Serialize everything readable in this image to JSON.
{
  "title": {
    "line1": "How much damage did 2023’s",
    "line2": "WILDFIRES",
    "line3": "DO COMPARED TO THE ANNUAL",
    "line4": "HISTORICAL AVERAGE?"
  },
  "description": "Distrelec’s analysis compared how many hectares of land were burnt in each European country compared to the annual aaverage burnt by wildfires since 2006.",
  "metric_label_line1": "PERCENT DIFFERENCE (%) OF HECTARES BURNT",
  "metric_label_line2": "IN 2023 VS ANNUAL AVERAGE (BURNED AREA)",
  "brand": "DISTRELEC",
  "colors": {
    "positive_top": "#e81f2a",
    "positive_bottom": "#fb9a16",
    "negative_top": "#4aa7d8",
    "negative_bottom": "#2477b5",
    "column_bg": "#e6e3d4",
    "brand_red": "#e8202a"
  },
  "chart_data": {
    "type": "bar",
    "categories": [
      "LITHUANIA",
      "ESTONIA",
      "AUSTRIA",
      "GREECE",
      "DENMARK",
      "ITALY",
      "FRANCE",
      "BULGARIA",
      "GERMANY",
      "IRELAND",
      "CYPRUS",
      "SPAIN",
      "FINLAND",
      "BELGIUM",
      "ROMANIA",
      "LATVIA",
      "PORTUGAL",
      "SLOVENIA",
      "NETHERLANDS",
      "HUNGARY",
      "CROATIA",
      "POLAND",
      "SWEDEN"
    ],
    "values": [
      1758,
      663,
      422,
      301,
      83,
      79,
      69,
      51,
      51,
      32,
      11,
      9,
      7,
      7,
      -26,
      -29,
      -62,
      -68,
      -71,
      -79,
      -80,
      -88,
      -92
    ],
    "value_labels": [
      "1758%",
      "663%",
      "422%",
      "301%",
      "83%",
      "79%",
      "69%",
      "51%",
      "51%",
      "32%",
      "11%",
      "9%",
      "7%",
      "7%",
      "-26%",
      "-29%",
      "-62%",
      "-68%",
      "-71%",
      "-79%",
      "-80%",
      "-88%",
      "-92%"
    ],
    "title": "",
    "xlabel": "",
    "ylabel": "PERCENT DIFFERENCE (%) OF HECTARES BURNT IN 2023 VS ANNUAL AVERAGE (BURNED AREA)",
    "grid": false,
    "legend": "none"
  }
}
☆ ☆ ☆
WHAT YOU HAVE TO DO = Repeat every entry exactly, please.

FINISHED TASK =
Serialize everything readable in this image to JSON.
{
  "title": {
    "line1": "How much damage did 2023’s",
    "line2": "WILDFIRES",
    "line3": "DO COMPARED TO THE ANNUAL",
    "line4": "HISTORICAL AVERAGE?"
  },
  "description": "Distrelec’s analysis compared how many hectares of land were burnt in each European country compared to the annual aaverage burnt by wildfires since 2006.",
  "metric_label_line1": "PERCENT DIFFERENCE (%) OF HECTARES BURNT",
  "metric_label_line2": "IN 2023 VS ANNUAL AVERAGE (BURNED AREA)",
  "brand": "DISTRELEC",
  "colors": {
    "positive_top": "#e81f2a",
    "positive_bottom": "#fb9a16",
    "negative_top": "#4aa7d8",
    "negative_bottom": "#2477b5",
    "column_bg": "#e6e3d4",
    "brand_red": "#e8202a"
  },
  "chart_data": {
    "type": "bar",
    "categories": [
      "LITHUANIA",
      "ESTONIA",
      "AUSTRIA",
      "GREECE",
      "DENMARK",
      "ITALY",
      "FRANCE",
      "BULGARIA",
      "GERMANY",
      "IRELAND",
      "CYPRUS",
      "SPAIN",
      "FINLAND",
      "BELGIUM",
      "ROMANIA",
      "LATVIA",
      "PORTUGAL",
      "SLOVENIA",
      "NETHERLANDS",
      "HUNGARY",
      "CROATIA",
      "POLAND",
      "SWEDEN"
    ],
    "values": [
      1758,
      663,
      422,
      301,
      83,
      79,
      69,
      51,
      51,
      32,
      11,
      9,
      7,
      7,
      -26,
      -29,
      -62,
      -68,
      -71,
      -79,
      -80,
      -88,
      -92
    ],
    "value_labels": [
      "1758%",
      "663%",
      "422%",
      "301%",
      "83%",
      "79%",
      "69%",
      "51%",
      "51%",
      "32%",
      "11%",
      "9%",
      "7%",
      "7%",
      "-26%",
      "-29%",
      "-62%",
      "-68%",
      "-71%",
      "-79%",
      "-80%",
      "-88%",
      "-92%"
    ],
    "title": "",
    "xlabel": "",
    "ylabel": "PERCENT DIFFERENCE (%) OF HECTARES BURNT IN 2023 VS ANNUAL AVERAGE (BURNED AREA)",
    "grid": false,
    "legend": "none"
  }
}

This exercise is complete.